### DATA EXCERPTS
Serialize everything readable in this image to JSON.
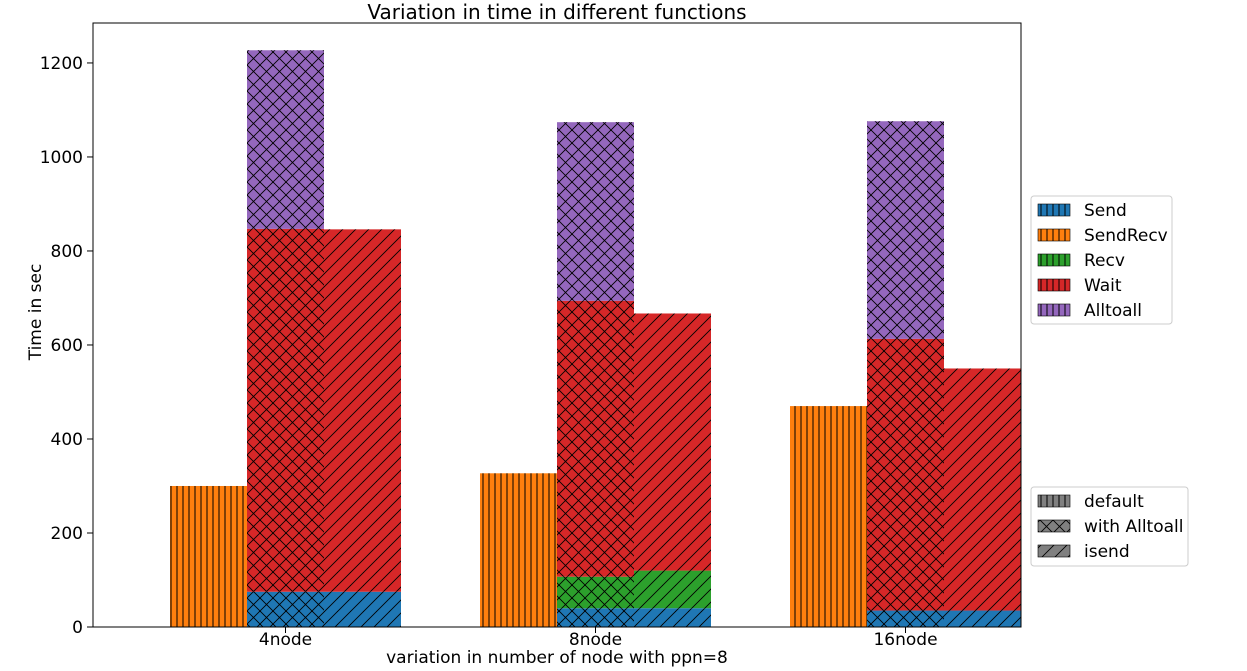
{
  "chart_data": {
    "type": "bar",
    "title": "Variation in time in different functions",
    "xlabel": "variation in number of node with ppn=8",
    "ylabel": "Time in sec",
    "categories": [
      "4node",
      "8node",
      "16node"
    ],
    "ylim": [
      0,
      1285
    ],
    "yticks": [
      0,
      200,
      400,
      600,
      800,
      1000,
      1200
    ],
    "grid": false,
    "variants": [
      {
        "name": "default",
        "hatch": "vertical"
      },
      {
        "name": "with Alltoall",
        "hatch": "cross"
      },
      {
        "name": "isend",
        "hatch": "diagonal"
      }
    ],
    "series": [
      {
        "name": "Send",
        "color": "#1f77b4",
        "values": {
          "default": [
            0,
            0,
            0
          ],
          "with Alltoall": [
            75,
            40,
            35
          ],
          "isend": [
            75,
            40,
            35
          ]
        }
      },
      {
        "name": "SendRecv",
        "color": "#ff7f0e",
        "values": {
          "default": [
            300,
            327,
            470
          ],
          "with Alltoall": [
            0,
            0,
            0
          ],
          "isend": [
            0,
            0,
            0
          ]
        }
      },
      {
        "name": "Recv",
        "color": "#2ca02c",
        "values": {
          "default": [
            0,
            0,
            0
          ],
          "with Alltoall": [
            0,
            67,
            0
          ],
          "isend": [
            0,
            80,
            0
          ]
        }
      },
      {
        "name": "Wait",
        "color": "#d62728",
        "values": {
          "default": [
            0,
            0,
            0
          ],
          "with Alltoall": [
            772,
            587,
            578
          ],
          "isend": [
            771,
            547,
            515
          ]
        }
      },
      {
        "name": "Alltoall",
        "color": "#9467bd",
        "values": {
          "default": [
            0,
            0,
            0
          ],
          "with Alltoall": [
            380,
            380,
            463
          ],
          "isend": [
            0,
            0,
            0
          ]
        }
      }
    ],
    "legend_series_placement": "right",
    "legend_variants_placement": "lower-right"
  }
}
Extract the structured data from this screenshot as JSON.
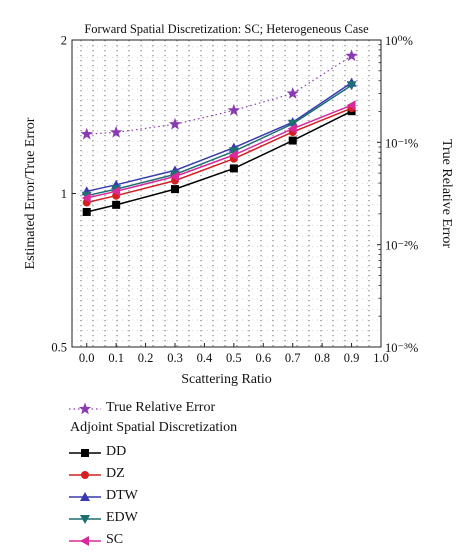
{
  "chart_data": {
    "type": "line",
    "title": "Forward Spatial Discretization: SC; Heterogeneous Case",
    "xlabel": "Scattering Ratio",
    "ylabel": "Estimated Error/True Error",
    "y2label": "True Relative Error",
    "x": [
      0.0,
      0.1,
      0.3,
      0.5,
      0.7,
      0.9
    ],
    "xlim": [
      -0.05,
      1.0
    ],
    "xticks": [
      "0.0",
      "0.1",
      "0.2",
      "0.3",
      "0.4",
      "0.5",
      "0.6",
      "0.7",
      "0.8",
      "0.9",
      "1.0"
    ],
    "ylim": [
      0.5,
      2
    ],
    "yscale": "log",
    "yticks": [
      "0.5",
      "1",
      "2"
    ],
    "y2lim": [
      0.001,
      1
    ],
    "y2scale": "log",
    "y2ticks": [
      "10⁰%",
      "10⁻¹%",
      "10⁻²%",
      "10⁻³%"
    ],
    "grid": "dotted",
    "series": [
      {
        "name": "DD",
        "color": "#000000",
        "marker": "square",
        "axis": "left",
        "values": [
          0.92,
          0.95,
          1.02,
          1.12,
          1.27,
          1.45
        ]
      },
      {
        "name": "DZ",
        "color": "#d42020",
        "marker": "circle",
        "axis": "left",
        "values": [
          0.96,
          0.99,
          1.06,
          1.17,
          1.32,
          1.47
        ]
      },
      {
        "name": "DTW",
        "color": "#3a3ab0",
        "marker": "triangle-up",
        "axis": "left",
        "values": [
          1.01,
          1.04,
          1.11,
          1.23,
          1.38,
          1.65
        ]
      },
      {
        "name": "EDW",
        "color": "#1d6f74",
        "marker": "triangle-down",
        "axis": "left",
        "values": [
          0.99,
          1.02,
          1.09,
          1.21,
          1.37,
          1.63
        ]
      },
      {
        "name": "SC",
        "color": "#d82a9c",
        "marker": "triangle-left",
        "axis": "left",
        "values": [
          0.98,
          1.01,
          1.08,
          1.19,
          1.34,
          1.49
        ]
      },
      {
        "name": "True Relative Error",
        "color": "#8a3ab2",
        "marker": "star",
        "line": "dotted",
        "axis": "right",
        "values": [
          0.12,
          0.125,
          0.15,
          0.205,
          0.3,
          0.7
        ]
      }
    ]
  },
  "legend": {
    "true_error": "True Relative Error",
    "heading": "Adjoint Spatial Discretization",
    "items": [
      "DD",
      "DZ",
      "DTW",
      "EDW",
      "SC"
    ]
  }
}
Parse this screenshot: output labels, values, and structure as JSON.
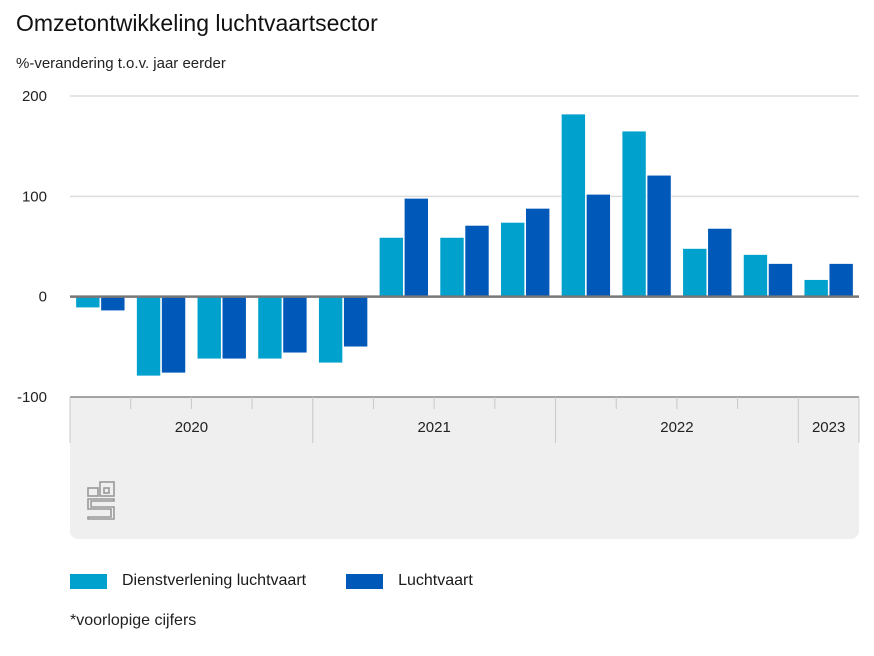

### AIM OF THE EXERCISE
Repeat the material above in full and exactly, apart from the pictures.

### WORKED SOLUTION
Serialize everything readable in this image to JSON.
{
  "chart_data": {
    "type": "bar",
    "title": "Variation in time in different functions",
    "xlabel": "variation in number of node with ppn=8",
    "ylabel": "Time in sec",
    "categories": [
      "4node",
      "8node",
      "16node"
    ],
    "ylim": [
      0,
      1285
    ],
    "yticks": [
      0,
      200,
      400,
      600,
      800,
      1000,
      1200
    ],
    "grid": false,
    "variants": [
      {
        "name": "default",
        "hatch": "vertical"
      },
      {
        "name": "with Alltoall",
        "hatch": "cross"
      },
      {
        "name": "isend",
        "hatch": "diagonal"
      }
    ],
    "series": [
      {
        "name": "Send",
        "color": "#1f77b4",
        "values": {
          "default": [
            0,
            0,
            0
          ],
          "with Alltoall": [
            75,
            40,
            35
          ],
          "isend": [
            75,
            40,
            35
          ]
        }
      },
      {
        "name": "SendRecv",
        "color": "#ff7f0e",
        "values": {
          "default": [
            300,
            327,
            470
          ],
          "with Alltoall": [
            0,
            0,
            0
          ],
          "isend": [
            0,
            0,
            0
          ]
        }
      },
      {
        "name": "Recv",
        "color": "#2ca02c",
        "values": {
          "default": [
            0,
            0,
            0
          ],
          "with Alltoall": [
            0,
            67,
            0
          ],
          "isend": [
            0,
            80,
            0
          ]
        }
      },
      {
        "name": "Wait",
        "color": "#d62728",
        "values": {
          "default": [
            0,
            0,
            0
          ],
          "with Alltoall": [
            772,
            587,
            578
          ],
          "isend": [
            771,
            547,
            515
          ]
        }
      },
      {
        "name": "Alltoall",
        "color": "#9467bd",
        "values": {
          "default": [
            0,
            0,
            0
          ],
          "with Alltoall": [
            380,
            380,
            463
          ],
          "isend": [
            0,
            0,
            0
          ]
        }
      }
    ],
    "legend_series_placement": "right",
    "legend_variants_placement": "lower-right"
  }
}
Extract the structured data from this screenshot as JSON.
{
  "chart_data": {
    "type": "line",
    "title": "Forward Spatial Discretization: SC; Heterogeneous Case",
    "xlabel": "Scattering Ratio",
    "ylabel": "Estimated Error/True Error",
    "y2label": "True Relative Error",
    "x": [
      0.0,
      0.1,
      0.3,
      0.5,
      0.7,
      0.9
    ],
    "xlim": [
      -0.05,
      1.0
    ],
    "xticks": [
      "0.0",
      "0.1",
      "0.2",
      "0.3",
      "0.4",
      "0.5",
      "0.6",
      "0.7",
      "0.8",
      "0.9",
      "1.0"
    ],
    "ylim": [
      0.5,
      2
    ],
    "yscale": "log",
    "yticks": [
      "0.5",
      "1",
      "2"
    ],
    "y2lim": [
      0.001,
      1
    ],
    "y2scale": "log",
    "y2ticks": [
      "10⁰%",
      "10⁻¹%",
      "10⁻²%",
      "10⁻³%"
    ],
    "grid": "dotted",
    "series": [
      {
        "name": "DD",
        "color": "#000000",
        "marker": "square",
        "axis": "left",
        "values": [
          0.92,
          0.95,
          1.02,
          1.12,
          1.27,
          1.45
        ]
      },
      {
        "name": "DZ",
        "color": "#d42020",
        "marker": "circle",
        "axis": "left",
        "values": [
          0.96,
          0.99,
          1.06,
          1.17,
          1.32,
          1.47
        ]
      },
      {
        "name": "DTW",
        "color": "#3a3ab0",
        "marker": "triangle-up",
        "axis": "left",
        "values": [
          1.01,
          1.04,
          1.11,
          1.23,
          1.38,
          1.65
        ]
      },
      {
        "name": "EDW",
        "color": "#1d6f74",
        "marker": "triangle-down",
        "axis": "left",
        "values": [
          0.99,
          1.02,
          1.09,
          1.21,
          1.37,
          1.63
        ]
      },
      {
        "name": "SC",
        "color": "#d82a9c",
        "marker": "triangle-left",
        "axis": "left",
        "values": [
          0.98,
          1.01,
          1.08,
          1.19,
          1.34,
          1.49
        ]
      },
      {
        "name": "True Relative Error",
        "color": "#8a3ab2",
        "marker": "star",
        "line": "dotted",
        "axis": "right",
        "values": [
          0.12,
          0.125,
          0.15,
          0.205,
          0.3,
          0.7
        ]
      }
    ]
  },
  "legend": {
    "true_error": "True Relative Error",
    "heading": "Adjoint Spatial Discretization",
    "items": [
      "DD",
      "DZ",
      "DTW",
      "EDW",
      "SC"
    ]
  }
}
Parse this screenshot: output labels, values, and structure as JSON.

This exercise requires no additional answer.